◆ Exercise task:
Word for word, retype every entry in the listing.

◆ Records for the task:
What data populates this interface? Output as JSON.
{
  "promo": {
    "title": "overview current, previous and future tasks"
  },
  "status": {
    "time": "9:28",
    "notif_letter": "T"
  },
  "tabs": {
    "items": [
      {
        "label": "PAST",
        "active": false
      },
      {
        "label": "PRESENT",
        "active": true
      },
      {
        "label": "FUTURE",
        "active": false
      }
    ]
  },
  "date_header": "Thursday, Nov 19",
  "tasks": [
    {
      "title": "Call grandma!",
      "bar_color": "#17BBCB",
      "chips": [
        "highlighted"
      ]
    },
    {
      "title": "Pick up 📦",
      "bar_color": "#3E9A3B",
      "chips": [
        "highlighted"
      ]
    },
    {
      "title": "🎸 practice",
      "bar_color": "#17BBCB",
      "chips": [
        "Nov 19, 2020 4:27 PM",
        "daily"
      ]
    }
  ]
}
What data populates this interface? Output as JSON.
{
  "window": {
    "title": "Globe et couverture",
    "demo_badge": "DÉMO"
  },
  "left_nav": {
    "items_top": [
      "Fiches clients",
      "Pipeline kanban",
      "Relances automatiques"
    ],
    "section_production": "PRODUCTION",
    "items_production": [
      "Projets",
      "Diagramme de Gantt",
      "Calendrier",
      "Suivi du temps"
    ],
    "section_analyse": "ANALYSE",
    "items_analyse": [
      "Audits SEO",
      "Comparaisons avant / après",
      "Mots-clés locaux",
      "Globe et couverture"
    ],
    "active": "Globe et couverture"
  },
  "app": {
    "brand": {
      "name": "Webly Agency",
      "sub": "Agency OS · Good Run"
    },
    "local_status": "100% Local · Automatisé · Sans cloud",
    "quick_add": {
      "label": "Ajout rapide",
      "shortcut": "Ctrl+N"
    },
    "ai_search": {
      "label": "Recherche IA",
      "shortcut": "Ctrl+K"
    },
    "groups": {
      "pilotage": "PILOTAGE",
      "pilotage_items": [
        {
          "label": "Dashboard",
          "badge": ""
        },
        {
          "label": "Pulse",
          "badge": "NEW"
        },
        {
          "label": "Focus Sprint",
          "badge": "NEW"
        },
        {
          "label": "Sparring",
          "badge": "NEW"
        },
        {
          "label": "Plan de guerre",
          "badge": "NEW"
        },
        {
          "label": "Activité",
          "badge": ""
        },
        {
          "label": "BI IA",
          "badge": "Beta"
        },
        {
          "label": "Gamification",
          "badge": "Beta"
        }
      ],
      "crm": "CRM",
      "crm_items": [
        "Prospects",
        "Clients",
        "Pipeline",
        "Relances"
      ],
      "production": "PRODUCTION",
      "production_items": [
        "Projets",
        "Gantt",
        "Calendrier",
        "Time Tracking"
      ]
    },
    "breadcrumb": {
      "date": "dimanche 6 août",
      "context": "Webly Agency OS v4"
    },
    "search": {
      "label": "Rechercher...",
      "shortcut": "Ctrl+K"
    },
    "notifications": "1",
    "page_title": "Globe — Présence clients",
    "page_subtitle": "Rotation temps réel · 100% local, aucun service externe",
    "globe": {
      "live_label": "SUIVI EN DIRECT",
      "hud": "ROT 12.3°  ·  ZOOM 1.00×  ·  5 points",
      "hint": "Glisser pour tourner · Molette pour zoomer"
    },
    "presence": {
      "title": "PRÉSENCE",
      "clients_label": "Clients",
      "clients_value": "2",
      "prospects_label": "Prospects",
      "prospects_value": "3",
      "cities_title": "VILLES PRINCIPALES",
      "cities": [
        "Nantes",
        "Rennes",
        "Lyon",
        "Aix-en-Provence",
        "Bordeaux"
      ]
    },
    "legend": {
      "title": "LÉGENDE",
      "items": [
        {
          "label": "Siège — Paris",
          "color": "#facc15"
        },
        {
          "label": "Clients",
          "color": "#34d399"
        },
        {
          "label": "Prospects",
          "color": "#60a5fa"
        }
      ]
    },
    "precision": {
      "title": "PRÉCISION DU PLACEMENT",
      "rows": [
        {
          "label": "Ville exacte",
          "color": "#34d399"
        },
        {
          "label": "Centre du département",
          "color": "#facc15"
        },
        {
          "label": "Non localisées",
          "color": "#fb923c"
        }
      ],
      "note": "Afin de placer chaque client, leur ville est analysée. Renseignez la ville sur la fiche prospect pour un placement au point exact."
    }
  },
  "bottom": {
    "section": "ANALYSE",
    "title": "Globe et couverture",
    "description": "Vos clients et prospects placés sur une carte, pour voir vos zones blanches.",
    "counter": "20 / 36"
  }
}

◆ Output:
What data populates this interface? Output as JSON.
{
  "promo": {
    "title": "overview current, previous and future tasks"
  },
  "status": {
    "time": "9:28",
    "notif_letter": "T"
  },
  "tabs": {
    "items": [
      {
        "label": "PAST",
        "active": false
      },
      {
        "label": "PRESENT",
        "active": true
      },
      {
        "label": "FUTURE",
        "active": false
      }
    ]
  },
  "date_header": "Thursday, Nov 19",
  "tasks": [
    {
      "title": "Call grandma!",
      "bar_color": "#17BBCB",
      "chips": [
        "highlighted"
      ]
    },
    {
      "title": "Pick up 📦",
      "bar_color": "#3E9A3B",
      "chips": [
        "highlighted"
      ]
    },
    {
      "title": "🎸 practice",
      "bar_color": "#17BBCB",
      "chips": [
        "Nov 19, 2020 4:27 PM",
        "daily"
      ]
    }
  ]
}
What data populates this interface? Output as JSON.
{
  "window": {
    "title": "Globe et couverture",
    "demo_badge": "DÉMO"
  },
  "left_nav": {
    "items_top": [
      "Fiches clients",
      "Pipeline kanban",
      "Relances automatiques"
    ],
    "section_production": "PRODUCTION",
    "items_production": [
      "Projets",
      "Diagramme de Gantt",
      "Calendrier",
      "Suivi du temps"
    ],
    "section_analyse": "ANALYSE",
    "items_analyse": [
      "Audits SEO",
      "Comparaisons avant / après",
      "Mots-clés locaux",
      "Globe et couverture"
    ],
    "active": "Globe et couverture"
  },
  "app": {
    "brand": {
      "name": "Webly Agency",
      "sub": "Agency OS · Good Run"
    },
    "local_status": "100% Local · Automatisé · Sans cloud",
    "quick_add": {
      "label": "Ajout rapide",
      "shortcut": "Ctrl+N"
    },
    "ai_search": {
      "label": "Recherche IA",
      "shortcut": "Ctrl+K"
    },
    "groups": {
      "pilotage": "PILOTAGE",
      "pilotage_items": [
        {
          "label": "Dashboard",
          "badge": ""
        },
        {
          "label": "Pulse",
          "badge": "NEW"
        },
        {
          "label": "Focus Sprint",
          "badge": "NEW"
        },
        {
          "label": "Sparring",
          "badge": "NEW"
        },
        {
          "label": "Plan de guerre",
          "badge": "NEW"
        },
        {
          "label": "Activité",
          "badge": ""
        },
        {
          "label": "BI IA",
          "badge": "Beta"
        },
        {
          "label": "Gamification",
          "badge": "Beta"
        }
      ],
      "crm": "CRM",
      "crm_items": [
        "Prospects",
        "Clients",
        "Pipeline",
        "Relances"
      ],
      "production": "PRODUCTION",
      "production_items": [
        "Projets",
        "Gantt",
        "Calendrier",
        "Time Tracking"
      ]
    },
    "breadcrumb": {
      "date": "dimanche 6 août",
      "context": "Webly Agency OS v4"
    },
    "search": {
      "label": "Rechercher...",
      "shortcut": "Ctrl+K"
    },
    "notifications": "1",
    "page_title": "Globe — Présence clients",
    "page_subtitle": "Rotation temps réel · 100% local, aucun service externe",
    "globe": {
      "live_label": "SUIVI EN DIRECT",
      "hud": "ROT 12.3°  ·  ZOOM 1.00×  ·  5 points",
      "hint": "Glisser pour tourner · Molette pour zoomer"
    },
    "presence": {
      "title": "PRÉSENCE",
      "clients_label": "Clients",
      "clients_value": "2",
      "prospects_label": "Prospects",
      "prospects_value": "3",
      "cities_title": "VILLES PRINCIPALES",
      "cities": [
        "Nantes",
        "Rennes",
        "Lyon",
        "Aix-en-Provence",
        "Bordeaux"
      ]
    },
    "legend": {
      "title": "LÉGENDE",
      "items": [
        {
          "label": "Siège — Paris",
          "color": "#facc15"
        },
        {
          "label": "Clients",
          "color": "#34d399"
        },
        {
          "label": "Prospects",
          "color": "#60a5fa"
        }
      ]
    },
    "precision": {
      "title": "PRÉCISION DU PLACEMENT",
      "rows": [
        {
          "label": "Ville exacte",
          "color": "#34d399"
        },
        {
          "label": "Centre du département",
          "color": "#facc15"
        },
        {
          "label": "Non localisées",
          "color": "#fb923c"
        }
      ],
      "note": "Afin de placer chaque client, leur ville est analysée. Renseignez la ville sur la fiche prospect pour un placement au point exact."
    }
  },
  "bottom": {
    "section": "ANALYSE",
    "title": "Globe et couverture",
    "description": "Vos clients et prospects placés sur une carte, pour voir vos zones blanches.",
    "counter": "20 / 36"
  }
}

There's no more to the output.